__Direction__:
All of the data must be printed exactly; please include every line.

A block of data
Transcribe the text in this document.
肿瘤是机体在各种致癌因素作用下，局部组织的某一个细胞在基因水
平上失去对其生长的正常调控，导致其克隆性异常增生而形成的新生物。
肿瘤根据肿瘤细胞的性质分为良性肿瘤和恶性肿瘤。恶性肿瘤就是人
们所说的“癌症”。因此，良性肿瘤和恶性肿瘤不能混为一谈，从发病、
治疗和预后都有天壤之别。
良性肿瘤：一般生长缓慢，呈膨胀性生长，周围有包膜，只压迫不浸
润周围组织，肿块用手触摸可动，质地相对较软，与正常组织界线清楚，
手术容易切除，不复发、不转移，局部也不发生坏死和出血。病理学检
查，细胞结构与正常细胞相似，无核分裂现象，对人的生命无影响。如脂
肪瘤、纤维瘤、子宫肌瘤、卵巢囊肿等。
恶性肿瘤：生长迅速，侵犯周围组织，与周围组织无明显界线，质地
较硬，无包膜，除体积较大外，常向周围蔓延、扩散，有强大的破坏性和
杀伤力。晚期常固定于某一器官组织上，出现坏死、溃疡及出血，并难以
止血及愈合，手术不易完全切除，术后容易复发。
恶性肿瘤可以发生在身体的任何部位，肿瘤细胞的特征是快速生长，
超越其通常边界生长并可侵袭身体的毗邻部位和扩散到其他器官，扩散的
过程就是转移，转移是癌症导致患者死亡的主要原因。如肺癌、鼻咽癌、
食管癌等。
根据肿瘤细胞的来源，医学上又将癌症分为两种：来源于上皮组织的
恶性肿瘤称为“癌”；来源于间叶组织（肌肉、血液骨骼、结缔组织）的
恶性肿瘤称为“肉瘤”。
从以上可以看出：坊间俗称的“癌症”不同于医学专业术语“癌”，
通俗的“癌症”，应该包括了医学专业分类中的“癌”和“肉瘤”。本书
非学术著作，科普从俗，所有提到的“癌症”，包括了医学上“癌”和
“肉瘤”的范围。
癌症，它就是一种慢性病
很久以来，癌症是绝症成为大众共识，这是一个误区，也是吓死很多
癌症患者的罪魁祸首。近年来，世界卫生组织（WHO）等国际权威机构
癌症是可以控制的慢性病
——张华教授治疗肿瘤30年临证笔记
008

__Solution for this problem__:
Transcribe the text in this document.
肿瘤是机体在各种致癌因素作用下，局部组织的某一个细胞在基因水
平上失去对其生长的正常调控，导致其克隆性异常增生而形成的新生物。
肿瘤根据肿瘤细胞的性质分为良性肿瘤和恶性肿瘤。恶性肿瘤就是人
们所说的“癌症”。因此，良性肿瘤和恶性肿瘤不能混为一谈，从发病、
治疗和预后都有天壤之别。
良性肿瘤：一般生长缓慢，呈膨胀性生长，周围有包膜，只压迫不浸
润周围组织，肿块用手触摸可动，质地相对较软，与正常组织界线清楚，
手术容易切除，不复发、不转移，局部也不发生坏死和出血。病理学检
查，细胞结构与正常细胞相似，无核分裂现象，对人的生命无影响。如脂
肪瘤、纤维瘤、子宫肌瘤、卵巢囊肿等。
恶性肿瘤：生长迅速，侵犯周围组织，与周围组织无明显界线，质地
较硬，无包膜，除体积较大外，常向周围蔓延、扩散，有强大的破坏性和
杀伤力。晚期常固定于某一器官组织上，出现坏死、溃疡及出血，并难以
止血及愈合，手术不易完全切除，术后容易复发。
恶性肿瘤可以发生在身体的任何部位，肿瘤细胞的特征是快速生长，
超越其通常边界生长并可侵袭身体的毗邻部位和扩散到其他器官，扩散的
过程就是转移，转移是癌症导致患者死亡的主要原因。如肺癌、鼻咽癌、
食管癌等。
根据肿瘤细胞的来源，医学上又将癌症分为两种：来源于上皮组织的
恶性肿瘤称为“癌”；来源于间叶组织（肌肉、血液骨骼、结缔组织）的
恶性肿瘤称为“肉瘤”。
从以上可以看出：坊间俗称的“癌症”不同于医学专业术语“癌”，
通俗的“癌症”，应该包括了医学专业分类中的“癌”和“肉瘤”。本书
非学术著作，科普从俗，所有提到的“癌症”，包括了医学上“癌”和
“肉瘤”的范围。
癌症，它就是一种慢性病
很久以来，癌症是绝症成为大众共识，这是一个误区，也是吓死很多
癌症患者的罪魁祸首。近年来，世界卫生组织（WHO）等国际权威机构
癌症是可以控制的慢性病
——张华教授治疗肿瘤30年临证笔记
008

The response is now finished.